Items from a dataset:
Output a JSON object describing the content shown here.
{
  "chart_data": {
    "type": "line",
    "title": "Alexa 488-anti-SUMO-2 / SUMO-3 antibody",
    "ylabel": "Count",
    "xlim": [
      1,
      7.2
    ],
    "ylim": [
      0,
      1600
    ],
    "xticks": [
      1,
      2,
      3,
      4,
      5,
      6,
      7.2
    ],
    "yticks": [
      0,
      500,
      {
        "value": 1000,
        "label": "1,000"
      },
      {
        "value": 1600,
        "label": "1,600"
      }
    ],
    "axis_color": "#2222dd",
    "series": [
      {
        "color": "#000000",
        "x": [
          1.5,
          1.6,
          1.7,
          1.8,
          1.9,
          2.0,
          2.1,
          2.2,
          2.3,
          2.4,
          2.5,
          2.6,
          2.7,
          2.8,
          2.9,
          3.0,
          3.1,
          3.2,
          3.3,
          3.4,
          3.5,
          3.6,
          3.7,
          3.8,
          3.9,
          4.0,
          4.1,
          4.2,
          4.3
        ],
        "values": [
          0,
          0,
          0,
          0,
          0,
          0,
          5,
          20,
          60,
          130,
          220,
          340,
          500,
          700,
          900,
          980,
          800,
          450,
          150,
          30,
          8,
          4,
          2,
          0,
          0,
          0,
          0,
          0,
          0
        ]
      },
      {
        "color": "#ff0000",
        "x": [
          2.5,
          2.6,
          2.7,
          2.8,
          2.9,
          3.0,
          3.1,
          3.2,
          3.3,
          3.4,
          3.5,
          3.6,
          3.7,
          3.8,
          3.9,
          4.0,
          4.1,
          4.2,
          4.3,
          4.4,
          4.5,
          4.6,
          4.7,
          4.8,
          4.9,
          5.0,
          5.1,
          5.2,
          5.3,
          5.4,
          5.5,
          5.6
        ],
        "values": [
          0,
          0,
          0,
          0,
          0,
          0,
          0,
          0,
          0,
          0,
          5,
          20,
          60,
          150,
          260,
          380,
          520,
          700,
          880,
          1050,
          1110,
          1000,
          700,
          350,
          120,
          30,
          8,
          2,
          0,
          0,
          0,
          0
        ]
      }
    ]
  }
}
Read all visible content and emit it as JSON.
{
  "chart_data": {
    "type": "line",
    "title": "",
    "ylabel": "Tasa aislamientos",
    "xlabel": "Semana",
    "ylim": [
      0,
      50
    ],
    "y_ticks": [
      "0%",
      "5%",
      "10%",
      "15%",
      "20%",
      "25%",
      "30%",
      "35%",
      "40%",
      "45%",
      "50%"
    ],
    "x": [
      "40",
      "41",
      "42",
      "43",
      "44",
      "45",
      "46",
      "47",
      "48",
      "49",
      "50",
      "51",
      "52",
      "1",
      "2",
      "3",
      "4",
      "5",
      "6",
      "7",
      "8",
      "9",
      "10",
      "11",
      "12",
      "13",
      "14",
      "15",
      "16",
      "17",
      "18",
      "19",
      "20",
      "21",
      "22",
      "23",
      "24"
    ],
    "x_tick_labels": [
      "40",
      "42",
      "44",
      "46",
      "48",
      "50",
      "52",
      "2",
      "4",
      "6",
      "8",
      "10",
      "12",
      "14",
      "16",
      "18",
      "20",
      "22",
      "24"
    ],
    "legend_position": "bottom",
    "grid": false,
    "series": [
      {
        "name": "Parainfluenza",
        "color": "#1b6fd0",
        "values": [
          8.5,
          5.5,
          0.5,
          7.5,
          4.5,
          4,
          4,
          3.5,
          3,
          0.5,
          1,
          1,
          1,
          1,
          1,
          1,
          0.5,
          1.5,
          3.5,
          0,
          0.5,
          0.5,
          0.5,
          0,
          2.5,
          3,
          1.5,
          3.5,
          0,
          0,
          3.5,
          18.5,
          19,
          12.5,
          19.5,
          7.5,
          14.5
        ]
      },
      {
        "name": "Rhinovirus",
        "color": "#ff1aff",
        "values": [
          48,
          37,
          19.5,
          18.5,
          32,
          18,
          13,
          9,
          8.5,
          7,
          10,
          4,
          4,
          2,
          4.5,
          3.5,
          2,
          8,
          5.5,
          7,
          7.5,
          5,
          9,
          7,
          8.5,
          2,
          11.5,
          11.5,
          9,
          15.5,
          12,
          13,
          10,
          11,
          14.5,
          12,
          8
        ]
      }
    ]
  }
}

What to work on: From the entries above, extract every line where the word "ylabel" appears.

Answer section:
    "ylabel": "Count",
    "ylabel": "Tasa aislamientos",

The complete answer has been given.